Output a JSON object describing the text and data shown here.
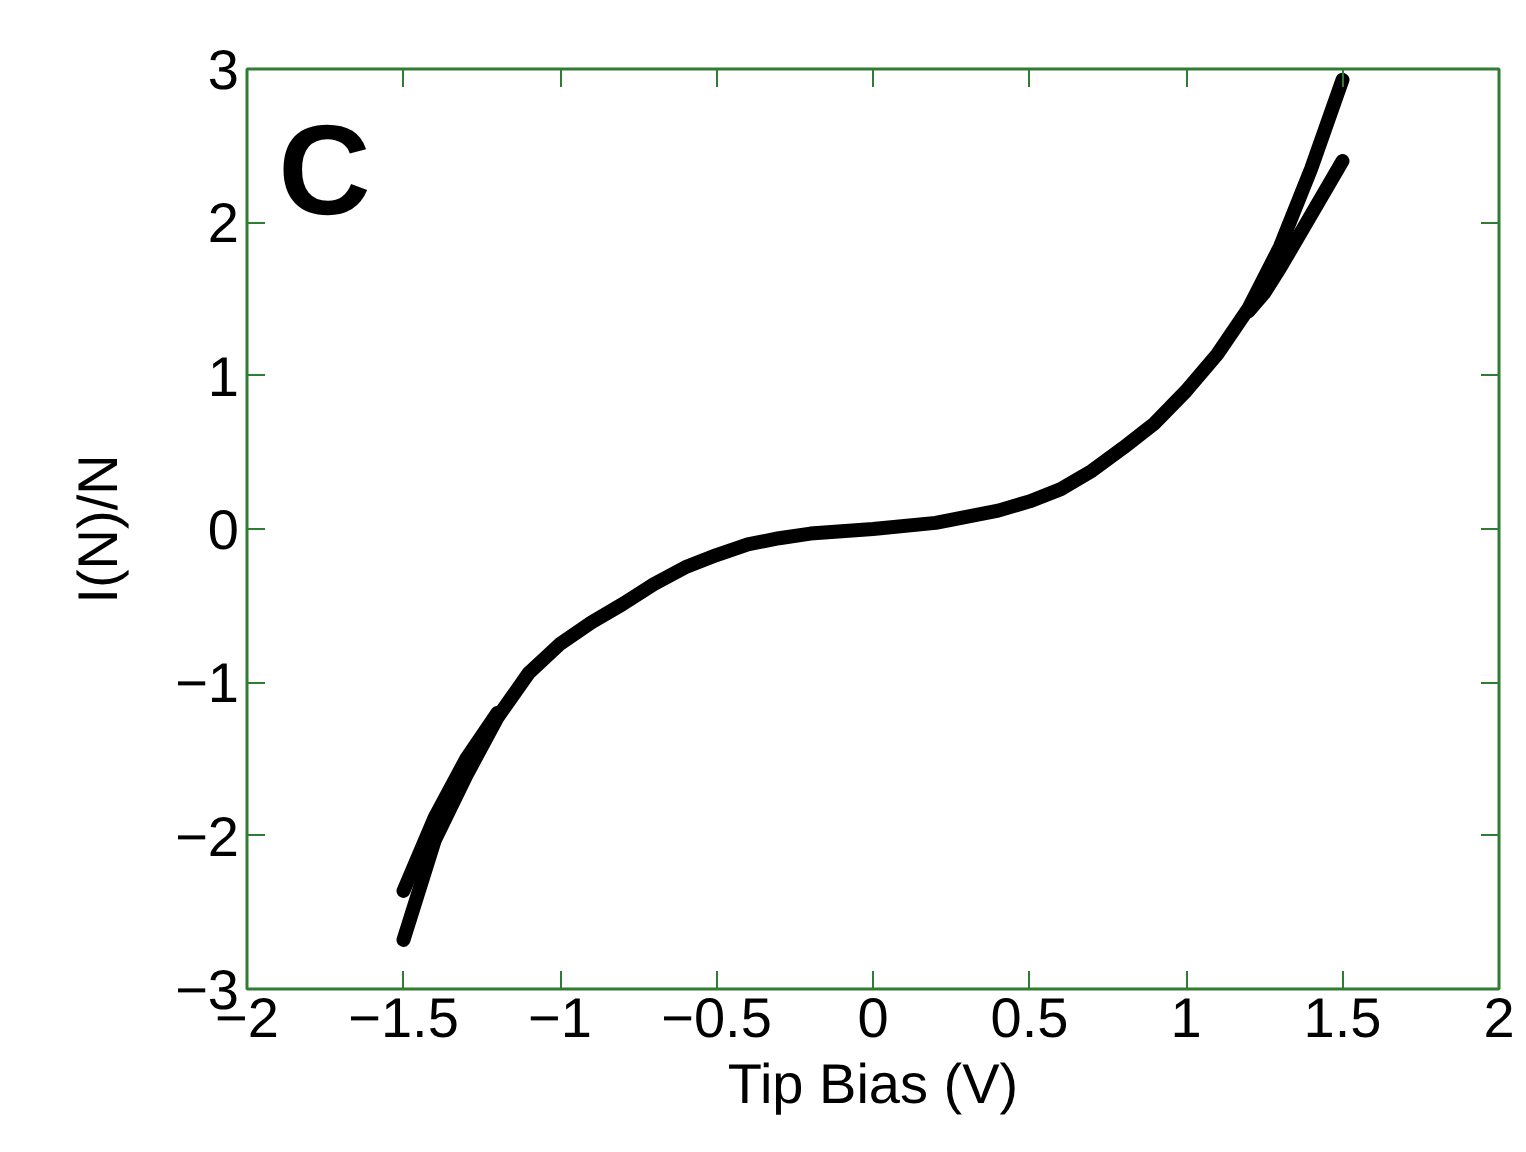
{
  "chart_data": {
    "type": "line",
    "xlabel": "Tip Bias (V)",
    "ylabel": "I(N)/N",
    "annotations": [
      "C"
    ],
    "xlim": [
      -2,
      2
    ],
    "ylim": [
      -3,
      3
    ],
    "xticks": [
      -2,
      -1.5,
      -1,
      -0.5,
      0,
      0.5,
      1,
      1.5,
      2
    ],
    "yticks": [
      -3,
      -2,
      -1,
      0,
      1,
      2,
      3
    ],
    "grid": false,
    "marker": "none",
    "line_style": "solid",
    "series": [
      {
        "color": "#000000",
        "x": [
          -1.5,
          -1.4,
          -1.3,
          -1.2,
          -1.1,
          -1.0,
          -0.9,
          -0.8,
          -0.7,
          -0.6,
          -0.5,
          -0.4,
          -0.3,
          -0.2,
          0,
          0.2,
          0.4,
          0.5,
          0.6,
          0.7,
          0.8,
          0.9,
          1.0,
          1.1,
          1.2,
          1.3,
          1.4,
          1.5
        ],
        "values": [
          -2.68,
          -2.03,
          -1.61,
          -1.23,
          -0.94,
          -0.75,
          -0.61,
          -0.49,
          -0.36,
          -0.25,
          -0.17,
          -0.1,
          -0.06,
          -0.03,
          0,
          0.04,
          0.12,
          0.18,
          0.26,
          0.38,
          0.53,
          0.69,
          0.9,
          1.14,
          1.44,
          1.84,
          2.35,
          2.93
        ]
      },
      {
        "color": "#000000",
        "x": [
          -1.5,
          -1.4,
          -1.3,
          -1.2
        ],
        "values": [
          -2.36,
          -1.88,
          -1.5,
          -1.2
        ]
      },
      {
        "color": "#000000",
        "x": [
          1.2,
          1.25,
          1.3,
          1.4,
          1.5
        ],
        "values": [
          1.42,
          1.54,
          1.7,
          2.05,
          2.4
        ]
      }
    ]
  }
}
────────
Set problem
Every record above should be transcribed exactly; the pictures stay out of the copy.

Written solution
Output a JSON object describing the text and data shown here.
{
  "chart_data": {
    "type": "line",
    "xlabel": "Tip Bias (V)",
    "ylabel": "I(N)/N",
    "annotations": [
      "C"
    ],
    "xlim": [
      -2,
      2
    ],
    "ylim": [
      -3,
      3
    ],
    "xticks": [
      -2,
      -1.5,
      -1,
      -0.5,
      0,
      0.5,
      1,
      1.5,
      2
    ],
    "yticks": [
      -3,
      -2,
      -1,
      0,
      1,
      2,
      3
    ],
    "grid": false,
    "marker": "none",
    "line_style": "solid",
    "series": [
      {
        "color": "#000000",
        "x": [
          -1.5,
          -1.4,
          -1.3,
          -1.2,
          -1.1,
          -1.0,
          -0.9,
          -0.8,
          -0.7,
          -0.6,
          -0.5,
          -0.4,
          -0.3,
          -0.2,
          0,
          0.2,
          0.4,
          0.5,
          0.6,
          0.7,
          0.8,
          0.9,
          1.0,
          1.1,
          1.2,
          1.3,
          1.4,
          1.5
        ],
        "values": [
          -2.68,
          -2.03,
          -1.61,
          -1.23,
          -0.94,
          -0.75,
          -0.61,
          -0.49,
          -0.36,
          -0.25,
          -0.17,
          -0.1,
          -0.06,
          -0.03,
          0,
          0.04,
          0.12,
          0.18,
          0.26,
          0.38,
          0.53,
          0.69,
          0.9,
          1.14,
          1.44,
          1.84,
          2.35,
          2.93
        ]
      },
      {
        "color": "#000000",
        "x": [
          -1.5,
          -1.4,
          -1.3,
          -1.2
        ],
        "values": [
          -2.36,
          -1.88,
          -1.5,
          -1.2
        ]
      },
      {
        "color": "#000000",
        "x": [
          1.2,
          1.25,
          1.3,
          1.4,
          1.5
        ],
        "values": [
          1.42,
          1.54,
          1.7,
          2.05,
          2.4
        ]
      }
    ]
  }
}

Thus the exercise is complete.